Start RECORDS SHOWN

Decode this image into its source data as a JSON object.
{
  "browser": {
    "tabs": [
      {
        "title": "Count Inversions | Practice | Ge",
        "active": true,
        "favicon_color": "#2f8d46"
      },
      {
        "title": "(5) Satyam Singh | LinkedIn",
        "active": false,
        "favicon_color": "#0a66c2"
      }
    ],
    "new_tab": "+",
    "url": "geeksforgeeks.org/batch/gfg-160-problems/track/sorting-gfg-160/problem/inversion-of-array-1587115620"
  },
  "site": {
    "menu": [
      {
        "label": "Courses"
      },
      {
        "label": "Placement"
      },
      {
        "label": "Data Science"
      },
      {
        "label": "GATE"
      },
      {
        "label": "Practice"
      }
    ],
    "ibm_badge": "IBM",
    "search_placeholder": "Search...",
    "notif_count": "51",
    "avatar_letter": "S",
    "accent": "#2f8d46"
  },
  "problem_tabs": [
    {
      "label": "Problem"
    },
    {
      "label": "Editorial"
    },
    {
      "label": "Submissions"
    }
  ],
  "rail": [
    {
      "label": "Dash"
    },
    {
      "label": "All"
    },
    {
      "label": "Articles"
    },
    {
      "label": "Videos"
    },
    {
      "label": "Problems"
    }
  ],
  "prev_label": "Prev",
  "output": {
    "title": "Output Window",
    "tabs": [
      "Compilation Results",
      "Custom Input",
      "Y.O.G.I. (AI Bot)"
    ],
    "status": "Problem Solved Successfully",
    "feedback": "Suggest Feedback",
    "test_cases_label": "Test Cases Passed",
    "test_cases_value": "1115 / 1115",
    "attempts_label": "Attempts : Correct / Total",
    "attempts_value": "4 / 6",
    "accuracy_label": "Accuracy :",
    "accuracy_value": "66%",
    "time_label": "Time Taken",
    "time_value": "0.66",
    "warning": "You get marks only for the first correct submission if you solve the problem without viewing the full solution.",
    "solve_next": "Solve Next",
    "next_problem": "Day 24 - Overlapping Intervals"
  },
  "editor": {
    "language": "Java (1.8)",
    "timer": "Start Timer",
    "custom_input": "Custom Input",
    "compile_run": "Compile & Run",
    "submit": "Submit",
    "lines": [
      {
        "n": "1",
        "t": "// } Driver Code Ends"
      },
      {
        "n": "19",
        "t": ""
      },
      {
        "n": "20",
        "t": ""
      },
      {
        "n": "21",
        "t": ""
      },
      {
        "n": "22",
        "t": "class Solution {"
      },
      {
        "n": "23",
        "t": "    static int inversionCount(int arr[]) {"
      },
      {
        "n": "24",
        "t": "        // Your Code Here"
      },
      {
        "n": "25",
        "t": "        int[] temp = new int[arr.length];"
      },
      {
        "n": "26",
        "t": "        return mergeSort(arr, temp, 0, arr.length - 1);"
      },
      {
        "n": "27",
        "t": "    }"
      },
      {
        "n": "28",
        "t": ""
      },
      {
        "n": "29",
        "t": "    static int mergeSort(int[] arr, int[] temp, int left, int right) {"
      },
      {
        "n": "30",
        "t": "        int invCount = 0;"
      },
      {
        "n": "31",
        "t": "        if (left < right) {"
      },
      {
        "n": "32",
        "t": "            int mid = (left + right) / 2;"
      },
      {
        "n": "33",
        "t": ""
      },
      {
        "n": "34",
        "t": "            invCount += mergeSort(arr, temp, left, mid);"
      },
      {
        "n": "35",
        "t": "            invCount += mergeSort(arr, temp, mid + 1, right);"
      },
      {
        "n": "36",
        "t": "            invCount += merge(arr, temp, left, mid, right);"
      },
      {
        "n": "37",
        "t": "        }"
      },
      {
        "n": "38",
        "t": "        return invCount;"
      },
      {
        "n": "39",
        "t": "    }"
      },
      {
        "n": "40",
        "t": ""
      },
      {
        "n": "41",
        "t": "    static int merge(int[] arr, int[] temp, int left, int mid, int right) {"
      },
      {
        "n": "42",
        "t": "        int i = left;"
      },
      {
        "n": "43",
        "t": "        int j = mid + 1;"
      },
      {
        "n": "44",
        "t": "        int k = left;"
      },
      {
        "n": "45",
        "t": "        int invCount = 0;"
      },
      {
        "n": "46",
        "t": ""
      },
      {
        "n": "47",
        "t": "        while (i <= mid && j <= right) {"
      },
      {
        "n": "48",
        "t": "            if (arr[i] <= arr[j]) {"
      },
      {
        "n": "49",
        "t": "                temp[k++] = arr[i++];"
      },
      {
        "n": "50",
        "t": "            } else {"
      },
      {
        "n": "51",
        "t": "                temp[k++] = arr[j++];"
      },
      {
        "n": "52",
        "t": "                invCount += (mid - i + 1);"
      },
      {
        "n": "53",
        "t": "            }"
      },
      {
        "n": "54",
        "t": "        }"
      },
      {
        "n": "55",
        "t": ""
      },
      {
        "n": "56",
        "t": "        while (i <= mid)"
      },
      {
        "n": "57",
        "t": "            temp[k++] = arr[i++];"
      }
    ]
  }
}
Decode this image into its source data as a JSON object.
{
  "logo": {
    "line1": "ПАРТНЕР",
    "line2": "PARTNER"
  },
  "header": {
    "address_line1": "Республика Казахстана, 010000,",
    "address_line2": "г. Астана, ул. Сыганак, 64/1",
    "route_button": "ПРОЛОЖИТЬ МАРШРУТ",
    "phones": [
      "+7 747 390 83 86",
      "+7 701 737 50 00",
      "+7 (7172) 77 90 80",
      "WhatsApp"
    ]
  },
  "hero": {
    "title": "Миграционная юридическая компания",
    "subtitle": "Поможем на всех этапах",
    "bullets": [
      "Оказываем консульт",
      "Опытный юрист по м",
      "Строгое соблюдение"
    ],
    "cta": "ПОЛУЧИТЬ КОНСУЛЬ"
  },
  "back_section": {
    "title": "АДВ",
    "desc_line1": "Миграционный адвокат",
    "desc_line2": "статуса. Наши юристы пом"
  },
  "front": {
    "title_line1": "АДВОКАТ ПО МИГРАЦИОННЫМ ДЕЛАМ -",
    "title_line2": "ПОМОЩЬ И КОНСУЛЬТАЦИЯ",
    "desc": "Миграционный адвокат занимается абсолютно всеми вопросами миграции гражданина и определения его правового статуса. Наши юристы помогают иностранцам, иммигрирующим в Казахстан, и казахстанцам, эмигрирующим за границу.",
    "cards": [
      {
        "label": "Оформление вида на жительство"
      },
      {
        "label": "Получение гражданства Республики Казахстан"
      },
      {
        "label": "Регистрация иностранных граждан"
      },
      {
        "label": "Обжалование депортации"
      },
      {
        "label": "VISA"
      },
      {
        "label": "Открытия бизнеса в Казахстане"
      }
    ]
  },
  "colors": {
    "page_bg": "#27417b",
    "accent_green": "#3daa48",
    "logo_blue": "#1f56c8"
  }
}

End RECORDS SHOWN

TASK TO COMPLETE → Above are the records; retype them all without a single difference.

OUTPUT →
Decode this image into its source data as a JSON object.
{
  "browser": {
    "tabs": [
      {
        "title": "Count Inversions | Practice | Ge",
        "active": true,
        "favicon_color": "#2f8d46"
      },
      {
        "title": "(5) Satyam Singh | LinkedIn",
        "active": false,
        "favicon_color": "#0a66c2"
      }
    ],
    "new_tab": "+",
    "url": "geeksforgeeks.org/batch/gfg-160-problems/track/sorting-gfg-160/problem/inversion-of-array-1587115620"
  },
  "site": {
    "menu": [
      {
        "label": "Courses"
      },
      {
        "label": "Placement"
      },
      {
        "label": "Data Science"
      },
      {
        "label": "GATE"
      },
      {
        "label": "Practice"
      }
    ],
    "ibm_badge": "IBM",
    "search_placeholder": "Search...",
    "notif_count": "51",
    "avatar_letter": "S",
    "accent": "#2f8d46"
  },
  "problem_tabs": [
    {
      "label": "Problem"
    },
    {
      "label": "Editorial"
    },
    {
      "label": "Submissions"
    }
  ],
  "rail": [
    {
      "label": "Dash"
    },
    {
      "label": "All"
    },
    {
      "label": "Articles"
    },
    {
      "label": "Videos"
    },
    {
      "label": "Problems"
    }
  ],
  "prev_label": "Prev",
  "output": {
    "title": "Output Window",
    "tabs": [
      "Compilation Results",
      "Custom Input",
      "Y.O.G.I. (AI Bot)"
    ],
    "status": "Problem Solved Successfully",
    "feedback": "Suggest Feedback",
    "test_cases_label": "Test Cases Passed",
    "test_cases_value": "1115 / 1115",
    "attempts_label": "Attempts : Correct / Total",
    "attempts_value": "4 / 6",
    "accuracy_label": "Accuracy :",
    "accuracy_value": "66%",
    "time_label": "Time Taken",
    "time_value": "0.66",
    "warning": "You get marks only for the first correct submission if you solve the problem without viewing the full solution.",
    "solve_next": "Solve Next",
    "next_problem": "Day 24 - Overlapping Intervals"
  },
  "editor": {
    "language": "Java (1.8)",
    "timer": "Start Timer",
    "custom_input": "Custom Input",
    "compile_run": "Compile & Run",
    "submit": "Submit",
    "lines": [
      {
        "n": "1",
        "t": "// } Driver Code Ends"
      },
      {
        "n": "19",
        "t": ""
      },
      {
        "n": "20",
        "t": ""
      },
      {
        "n": "21",
        "t": ""
      },
      {
        "n": "22",
        "t": "class Solution {"
      },
      {
        "n": "23",
        "t": "    static int inversionCount(int arr[]) {"
      },
      {
        "n": "24",
        "t": "        // Your Code Here"
      },
      {
        "n": "25",
        "t": "        int[] temp = new int[arr.length];"
      },
      {
        "n": "26",
        "t": "        return mergeSort(arr, temp, 0, arr.length - 1);"
      },
      {
        "n": "27",
        "t": "    }"
      },
      {
        "n": "28",
        "t": ""
      },
      {
        "n": "29",
        "t": "    static int mergeSort(int[] arr, int[] temp, int left, int right) {"
      },
      {
        "n": "30",
        "t": "        int invCount = 0;"
      },
      {
        "n": "31",
        "t": "        if (left < right) {"
      },
      {
        "n": "32",
        "t": "            int mid = (left + right) / 2;"
      },
      {
        "n": "33",
        "t": ""
      },
      {
        "n": "34",
        "t": "            invCount += mergeSort(arr, temp, left, mid);"
      },
      {
        "n": "35",
        "t": "            invCount += mergeSort(arr, temp, mid + 1, right);"
      },
      {
        "n": "36",
        "t": "            invCount += merge(arr, temp, left, mid, right);"
      },
      {
        "n": "37",
        "t": "        }"
      },
      {
        "n": "38",
        "t": "        return invCount;"
      },
      {
        "n": "39",
        "t": "    }"
      },
      {
        "n": "40",
        "t": ""
      },
      {
        "n": "41",
        "t": "    static int merge(int[] arr, int[] temp, int left, int mid, int right) {"
      },
      {
        "n": "42",
        "t": "        int i = left;"
      },
      {
        "n": "43",
        "t": "        int j = mid + 1;"
      },
      {
        "n": "44",
        "t": "        int k = left;"
      },
      {
        "n": "45",
        "t": "        int invCount = 0;"
      },
      {
        "n": "46",
        "t": ""
      },
      {
        "n": "47",
        "t": "        while (i <= mid && j <= right) {"
      },
      {
        "n": "48",
        "t": "            if (arr[i] <= arr[j]) {"
      },
      {
        "n": "49",
        "t": "                temp[k++] = arr[i++];"
      },
      {
        "n": "50",
        "t": "            } else {"
      },
      {
        "n": "51",
        "t": "                temp[k++] = arr[j++];"
      },
      {
        "n": "52",
        "t": "                invCount += (mid - i + 1);"
      },
      {
        "n": "53",
        "t": "            }"
      },
      {
        "n": "54",
        "t": "        }"
      },
      {
        "n": "55",
        "t": ""
      },
      {
        "n": "56",
        "t": "        while (i <= mid)"
      },
      {
        "n": "57",
        "t": "            temp[k++] = arr[i++];"
      }
    ]
  }
}
Decode this image into its source data as a JSON object.
{
  "logo": {
    "line1": "ПАРТНЕР",
    "line2": "PARTNER"
  },
  "header": {
    "address_line1": "Республика Казахстана, 010000,",
    "address_line2": "г. Астана, ул. Сыганак, 64/1",
    "route_button": "ПРОЛОЖИТЬ МАРШРУТ",
    "phones": [
      "+7 747 390 83 86",
      "+7 701 737 50 00",
      "+7 (7172) 77 90 80",
      "WhatsApp"
    ]
  },
  "hero": {
    "title": "Миграционная юридическая компания",
    "subtitle": "Поможем на всех этапах",
    "bullets": [
      "Оказываем консульт",
      "Опытный юрист по м",
      "Строгое соблюдение"
    ],
    "cta": "ПОЛУЧИТЬ КОНСУЛЬ"
  },
  "back_section": {
    "title": "АДВ",
    "desc_line1": "Миграционный адвокат",
    "desc_line2": "статуса. Наши юристы пом"
  },
  "front": {
    "title_line1": "АДВОКАТ ПО МИГРАЦИОННЫМ ДЕЛАМ -",
    "title_line2": "ПОМОЩЬ И КОНСУЛЬТАЦИЯ",
    "desc": "Миграционный адвокат занимается абсолютно всеми вопросами миграции гражданина и определения его правового статуса. Наши юристы помогают иностранцам, иммигрирующим в Казахстан, и казахстанцам, эмигрирующим за границу.",
    "cards": [
      {
        "label": "Оформление вида на жительство"
      },
      {
        "label": "Получение гражданства Республики Казахстан"
      },
      {
        "label": "Регистрация иностранных граждан"
      },
      {
        "label": "Обжалование депортации"
      },
      {
        "label": "VISA"
      },
      {
        "label": "Открытия бизнеса в Казахстане"
      }
    ]
  },
  "colors": {
    "page_bg": "#27417b",
    "accent_green": "#3daa48",
    "logo_blue": "#1f56c8"
  }
}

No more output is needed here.